**** Supplied data ****

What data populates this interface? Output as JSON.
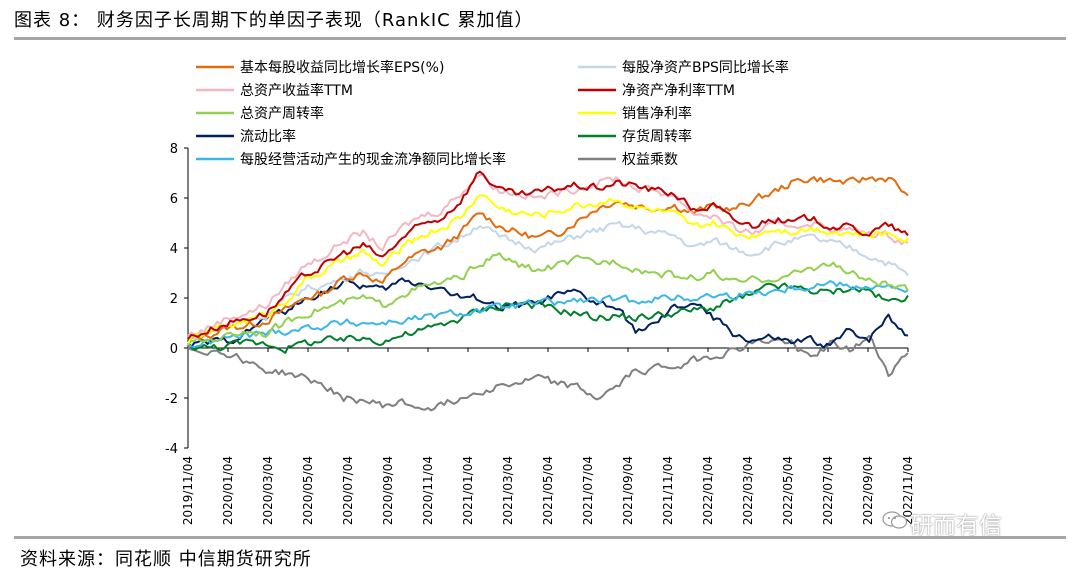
{
  "figure": {
    "title": "图表 8：  财务因子长周期下的单因子表现（RankIC 累加值）",
    "source": "资料来源：同花顺   中信期货研究所",
    "watermark": "研而有信"
  },
  "chart_data": {
    "type": "line",
    "title": "",
    "xlabel": "",
    "ylabel": "",
    "ylim": [
      -4,
      8
    ],
    "yticks": [
      "8",
      "6",
      "4",
      "2",
      "0",
      "-2",
      "-4"
    ],
    "yticks_values": [
      8,
      6,
      4,
      2,
      0,
      -2,
      -4
    ],
    "x_range": [
      "2019/11/04",
      "2022/12/30"
    ],
    "x_tick_labels": [
      "2019/11/04",
      "2020/01/04",
      "2020/03/04",
      "2020/05/04",
      "2020/07/04",
      "2020/09/04",
      "2020/11/04",
      "2021/01/04",
      "2021/03/04",
      "2021/05/04",
      "2021/07/04",
      "2021/09/04",
      "2021/11/04",
      "2022/01/04",
      "2022/03/04",
      "2022/05/04",
      "2022/07/04",
      "2022/09/04",
      "2022/11/04"
    ],
    "x_points": [
      "2019/11",
      "2019/12",
      "2020/01",
      "2020/02",
      "2020/03",
      "2020/04",
      "2020/05",
      "2020/06",
      "2020/07",
      "2020/08",
      "2020/09",
      "2020/10",
      "2020/11",
      "2020/12",
      "2021/01",
      "2021/02",
      "2021/03",
      "2021/04",
      "2021/05",
      "2021/06",
      "2021/07",
      "2021/08",
      "2021/09",
      "2021/10",
      "2021/11",
      "2021/12",
      "2022/01",
      "2022/02",
      "2022/03",
      "2022/04",
      "2022/05",
      "2022/06",
      "2022/07",
      "2022/08",
      "2022/09",
      "2022/10",
      "2022/11",
      "2022/12"
    ],
    "legend": {
      "placement": "top",
      "columns": 2
    },
    "series": [
      {
        "name": "基本每股收益同比增长率EPS(%)",
        "color": "#e46c0a",
        "values": [
          0.3,
          0.5,
          0.8,
          0.9,
          1.1,
          1.5,
          2.0,
          2.2,
          2.8,
          3.0,
          2.6,
          3.4,
          3.8,
          4.0,
          4.6,
          5.4,
          4.9,
          4.6,
          4.4,
          4.6,
          5.1,
          5.6,
          5.9,
          5.7,
          5.6,
          5.7,
          5.4,
          5.7,
          5.5,
          5.9,
          6.2,
          6.6,
          6.8,
          6.7,
          6.6,
          6.8,
          6.8,
          6.1
        ]
      },
      {
        "name": "每股净资产BPS同比增长率",
        "color": "#c5d5ea",
        "values": [
          0.4,
          0.6,
          0.9,
          1.2,
          1.3,
          1.9,
          2.4,
          2.5,
          2.8,
          3.1,
          2.8,
          3.4,
          3.7,
          4.1,
          4.4,
          5.0,
          4.4,
          4.2,
          4.0,
          4.2,
          4.5,
          4.7,
          4.9,
          4.8,
          4.6,
          4.5,
          4.0,
          4.3,
          4.0,
          3.8,
          4.1,
          4.3,
          4.4,
          4.2,
          4.0,
          3.7,
          3.4,
          2.9
        ]
      },
      {
        "name": "总资产收益率TTM",
        "color": "#f4b6c2",
        "values": [
          0.5,
          0.8,
          1.2,
          1.4,
          1.7,
          2.5,
          3.3,
          3.7,
          4.3,
          4.6,
          4.0,
          4.8,
          5.3,
          5.5,
          6.2,
          7.0,
          6.3,
          6.2,
          6.0,
          6.2,
          6.4,
          6.6,
          6.8,
          6.4,
          6.3,
          6.1,
          5.4,
          5.3,
          4.8,
          4.6,
          4.9,
          4.9,
          5.0,
          4.8,
          4.7,
          4.6,
          4.5,
          4.2
        ]
      },
      {
        "name": "净资产净利率TTM",
        "color": "#c00000",
        "values": [
          0.4,
          0.7,
          1.0,
          1.2,
          1.4,
          2.1,
          2.9,
          3.3,
          3.8,
          4.1,
          3.6,
          4.4,
          4.9,
          5.2,
          5.9,
          7.1,
          6.3,
          6.1,
          6.2,
          6.4,
          6.5,
          6.4,
          6.6,
          6.5,
          6.3,
          6.2,
          5.5,
          5.7,
          5.1,
          4.9,
          5.2,
          5.0,
          5.2,
          4.9,
          4.8,
          4.6,
          4.9,
          4.5
        ]
      },
      {
        "name": "总资产周转率",
        "color": "#92d050",
        "values": [
          0.2,
          0.3,
          0.5,
          0.7,
          0.6,
          1.0,
          1.4,
          1.6,
          1.8,
          2.0,
          1.7,
          2.2,
          2.4,
          2.6,
          2.8,
          3.4,
          3.7,
          3.3,
          3.1,
          3.3,
          3.5,
          3.4,
          3.5,
          3.2,
          3.0,
          2.9,
          2.8,
          3.0,
          2.6,
          2.7,
          2.8,
          2.9,
          3.2,
          3.4,
          3.0,
          2.7,
          2.5,
          2.3
        ]
      },
      {
        "name": "销售净利率",
        "color": "#ffff00",
        "values": [
          0.3,
          0.6,
          0.9,
          1.1,
          1.3,
          1.9,
          2.7,
          3.1,
          3.5,
          3.8,
          3.3,
          4.0,
          4.5,
          4.8,
          5.2,
          6.2,
          5.6,
          5.4,
          5.3,
          5.5,
          5.7,
          5.8,
          6.0,
          5.6,
          5.5,
          5.3,
          4.8,
          5.0,
          4.6,
          4.5,
          4.8,
          4.7,
          4.8,
          4.7,
          4.6,
          4.5,
          4.6,
          4.4
        ]
      },
      {
        "name": "流动比率",
        "color": "#002060",
        "values": [
          0.1,
          0.2,
          0.3,
          0.6,
          1.2,
          1.5,
          1.9,
          2.3,
          2.6,
          2.5,
          2.3,
          2.7,
          2.6,
          2.4,
          2.0,
          2.0,
          1.6,
          1.7,
          1.8,
          2.1,
          2.2,
          1.8,
          1.6,
          0.7,
          0.9,
          1.6,
          1.8,
          1.2,
          0.6,
          0.3,
          0.4,
          0.2,
          0.3,
          0.1,
          0.7,
          0.4,
          1.3,
          0.5
        ]
      },
      {
        "name": "存货周转率",
        "color": "#00802b",
        "values": [
          0.1,
          0.0,
          0.1,
          0.2,
          0.2,
          0.0,
          0.2,
          0.3,
          0.3,
          0.4,
          0.3,
          0.5,
          0.7,
          0.9,
          1.2,
          1.5,
          1.7,
          1.8,
          1.7,
          1.5,
          1.4,
          1.2,
          1.3,
          1.2,
          1.3,
          1.4,
          1.5,
          1.6,
          1.9,
          2.1,
          2.5,
          2.4,
          2.3,
          2.2,
          2.4,
          2.3,
          1.8,
          2.1
        ]
      },
      {
        "name": "每股经营活动产生的现金流净额同比增长率",
        "color": "#3ab7e8",
        "values": [
          0.1,
          0.2,
          0.4,
          0.5,
          0.6,
          0.7,
          0.8,
          0.9,
          1.0,
          1.0,
          1.0,
          1.1,
          1.2,
          1.3,
          1.4,
          1.5,
          1.6,
          1.7,
          1.8,
          1.8,
          1.9,
          1.9,
          1.9,
          1.9,
          2.0,
          2.0,
          2.0,
          2.1,
          2.1,
          2.2,
          2.3,
          2.4,
          2.5,
          2.6,
          2.5,
          2.5,
          2.4,
          2.3
        ]
      },
      {
        "name": "权益乘数",
        "color": "#7f7f7f",
        "values": [
          0.0,
          -0.1,
          -0.2,
          -0.5,
          -0.9,
          -1.0,
          -1.2,
          -1.5,
          -2.0,
          -2.1,
          -2.3,
          -2.2,
          -2.4,
          -2.3,
          -2.0,
          -1.7,
          -1.5,
          -1.4,
          -1.2,
          -1.4,
          -1.6,
          -2.0,
          -1.6,
          -0.9,
          -0.8,
          -0.7,
          -0.5,
          -0.3,
          -0.1,
          0.2,
          0.3,
          0.2,
          -0.4,
          0.2,
          -0.1,
          0.4,
          -1.0,
          -0.2
        ]
      }
    ]
  }
}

****

* Exercise task
Say the number of lines in the records above that include the string "color", and no more.

* Final answer
10